本来なら起用すべき選手ではないのかもしれない。しかしチーム事情もあるのか、高津監督は山田を起用し続ける。チームが勝てないのと比例して、采配批判の声も膨れ上がる。

「山田もそうだが、不調が続く捕手・中村悠平もスタメン起用される機会が多く疑問の声が上がっている。リーグ連覇を果たした時の賞賛からは完全に掌返し。ネット上には連日連夜、辛辣な言葉が飛び交っている」(スポーツ新聞野球担当)

 高津監督が周囲からの批判、時には誹謗中傷を浴びながらも山田に固執し続けるのは何故なのだろうか?

「高津監督はチーム低迷に責任を感じ、フロントに頭を下げ今季も指揮を執ることになったと聞く。チームは若手移行への過渡期。近未来の強豪球団化へ向け、山田たちが苦労しながらもプレーを続ける姿を財産として残したいのではないか」(ヤクルトOB)

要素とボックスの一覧
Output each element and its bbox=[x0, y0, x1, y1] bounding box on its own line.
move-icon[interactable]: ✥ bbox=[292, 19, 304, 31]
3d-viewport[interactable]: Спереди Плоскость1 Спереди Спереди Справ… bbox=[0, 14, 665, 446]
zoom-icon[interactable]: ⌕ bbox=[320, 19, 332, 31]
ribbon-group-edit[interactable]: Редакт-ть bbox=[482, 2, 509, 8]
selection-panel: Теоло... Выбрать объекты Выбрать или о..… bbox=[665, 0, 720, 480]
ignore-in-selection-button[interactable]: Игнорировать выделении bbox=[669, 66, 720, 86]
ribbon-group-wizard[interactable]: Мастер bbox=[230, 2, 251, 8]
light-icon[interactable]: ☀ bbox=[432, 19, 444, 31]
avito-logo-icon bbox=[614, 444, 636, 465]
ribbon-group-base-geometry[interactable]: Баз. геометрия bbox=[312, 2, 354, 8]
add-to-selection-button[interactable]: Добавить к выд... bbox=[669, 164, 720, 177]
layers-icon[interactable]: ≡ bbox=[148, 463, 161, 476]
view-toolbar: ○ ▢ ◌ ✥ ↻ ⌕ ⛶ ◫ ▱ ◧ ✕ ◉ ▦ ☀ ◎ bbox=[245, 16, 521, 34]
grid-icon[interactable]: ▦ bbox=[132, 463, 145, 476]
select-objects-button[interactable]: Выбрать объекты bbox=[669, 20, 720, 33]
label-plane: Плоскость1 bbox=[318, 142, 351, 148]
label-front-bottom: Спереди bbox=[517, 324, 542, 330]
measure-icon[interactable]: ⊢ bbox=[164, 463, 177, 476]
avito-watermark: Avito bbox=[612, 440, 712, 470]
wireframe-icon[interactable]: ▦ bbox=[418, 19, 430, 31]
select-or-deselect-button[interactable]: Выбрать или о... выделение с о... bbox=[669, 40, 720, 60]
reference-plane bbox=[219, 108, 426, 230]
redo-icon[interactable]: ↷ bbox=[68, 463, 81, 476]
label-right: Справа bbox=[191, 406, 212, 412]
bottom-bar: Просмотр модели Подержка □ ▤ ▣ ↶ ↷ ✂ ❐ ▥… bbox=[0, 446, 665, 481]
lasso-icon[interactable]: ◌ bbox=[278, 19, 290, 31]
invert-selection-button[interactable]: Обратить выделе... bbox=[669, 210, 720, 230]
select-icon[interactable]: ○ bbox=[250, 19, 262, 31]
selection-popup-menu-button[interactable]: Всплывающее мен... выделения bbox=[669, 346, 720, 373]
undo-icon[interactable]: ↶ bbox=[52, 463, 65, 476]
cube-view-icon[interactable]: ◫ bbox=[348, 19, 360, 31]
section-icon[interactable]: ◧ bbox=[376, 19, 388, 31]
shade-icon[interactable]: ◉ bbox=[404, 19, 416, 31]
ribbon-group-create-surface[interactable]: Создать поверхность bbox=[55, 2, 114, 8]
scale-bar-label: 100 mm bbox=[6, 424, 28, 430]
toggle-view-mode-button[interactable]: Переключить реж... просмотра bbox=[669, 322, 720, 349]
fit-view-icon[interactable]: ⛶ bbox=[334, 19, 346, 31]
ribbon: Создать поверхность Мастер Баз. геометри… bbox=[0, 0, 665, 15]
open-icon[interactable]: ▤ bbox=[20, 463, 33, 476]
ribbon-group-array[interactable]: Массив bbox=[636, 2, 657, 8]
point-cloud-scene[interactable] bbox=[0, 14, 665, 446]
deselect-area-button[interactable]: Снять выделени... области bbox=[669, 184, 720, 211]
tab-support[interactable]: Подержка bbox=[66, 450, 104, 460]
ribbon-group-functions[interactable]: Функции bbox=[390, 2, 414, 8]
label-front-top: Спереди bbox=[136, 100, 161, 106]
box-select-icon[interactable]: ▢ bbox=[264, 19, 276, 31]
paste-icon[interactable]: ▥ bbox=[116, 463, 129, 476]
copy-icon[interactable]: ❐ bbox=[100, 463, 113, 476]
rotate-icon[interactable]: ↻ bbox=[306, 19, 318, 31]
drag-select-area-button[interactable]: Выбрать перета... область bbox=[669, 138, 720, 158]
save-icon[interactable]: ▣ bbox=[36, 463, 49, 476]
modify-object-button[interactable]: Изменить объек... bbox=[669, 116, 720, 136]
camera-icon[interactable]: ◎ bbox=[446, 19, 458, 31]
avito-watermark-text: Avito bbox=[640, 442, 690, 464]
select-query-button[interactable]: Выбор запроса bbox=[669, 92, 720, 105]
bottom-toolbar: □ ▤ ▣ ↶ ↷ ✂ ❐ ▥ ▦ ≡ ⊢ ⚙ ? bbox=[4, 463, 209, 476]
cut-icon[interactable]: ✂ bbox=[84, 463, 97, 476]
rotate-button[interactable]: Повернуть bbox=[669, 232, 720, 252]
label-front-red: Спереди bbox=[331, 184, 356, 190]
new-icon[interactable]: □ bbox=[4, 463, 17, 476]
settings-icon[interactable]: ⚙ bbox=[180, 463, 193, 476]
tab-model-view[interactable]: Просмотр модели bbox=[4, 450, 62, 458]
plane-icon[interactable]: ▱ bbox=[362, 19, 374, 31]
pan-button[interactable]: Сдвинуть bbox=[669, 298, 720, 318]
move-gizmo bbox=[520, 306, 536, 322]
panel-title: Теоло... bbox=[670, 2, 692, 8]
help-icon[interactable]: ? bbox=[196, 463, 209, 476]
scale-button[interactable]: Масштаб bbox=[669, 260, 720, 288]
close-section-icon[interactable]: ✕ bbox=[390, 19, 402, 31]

*出題 1:*
高津監督の記事について、次の問いに答えてください。
(a) 采配批判の声は何と比例して膨れ上がっていると書かれていますか。
(b) 中村悠平のポジションは何ですか。
(c) チームは何への過渡期にあるとされていますか。
*出題 2:* 高津監督の記事のうち、「本来なら起用すべき選手ではな」から「続けるのは何故なのだろうか?」までを、両端を含めて一字一句そのまま返してください。
*出題 3:* 高津監督の記事を、最後の文の後から再開して書き継いでください。
データは別の出典から取得したものです。

*解答 1:*
(a) チームが勝てないこと
(b) 捕手
(c) 若手移行

*解答 2:*
本来なら起用すべき選手ではないのかもしれない。しかしチーム事情もあるのか、高津監督は山田を起用し続ける。チームが勝てないのと比例して、采配批判の声も膨れ上がる。

「山田もそうだが、不調が続く捕手・中村悠平もスタメン起用される機会が多く疑問の声が上がっている。リーグ連覇を果たした時の賞賛からは完全に掌返し。ネット上には連日連夜、辛辣な言葉が飛び交っている」(スポーツ新聞野球担当)

 高津監督が周囲からの批判、時には誹謗中傷を浴びながらも山田に固執し続けるのは何故なのだろうか?

*解答 3:*
 2020年からの高津政権は6年目を迎えた。2021-22年にリーグ優勝(21年は日本一)を果たしたが、その後はBクラスが続く。昨年限りで退任が既定路線だった中、チームの未来のために山田をはじめとする栄光時代を知る選手らと「泥を被る覚悟」のようだ。

「山田は7月で33歳を迎えるが、『まだまだ老け込む年ではない』と信じているのもあるはず。天才型と言われ感覚でプレーしてきた選手だけに、発想や方法の転換で新たな扉を開けるかもしれない。素晴らしい選手なのは間違いないので、可能性に賭けてみたい気持ちは理解できる」(ヤクルト関係者)

 一方でグラウンド外でも「起用せざるを得ない理由」が存在しているのかもしれない。「20年オフに7年総額約40億円(推定)の超大型契約を結んだことが無関係ではない」という意見も聞こえる。

「球団は山田への投資分を回収しなければならない。チームの勝利はもちろん、集客、グッズ収入等で貢献してもらう必要がある。欧州サッカー等では出場時間やメディア出演、海外ツアーへの参加義務なども契約に組み込まれるのが常識。球団との間でそれに近い契約が交わされている可能性も否定できない」(スポーツマーケティング会社関係者)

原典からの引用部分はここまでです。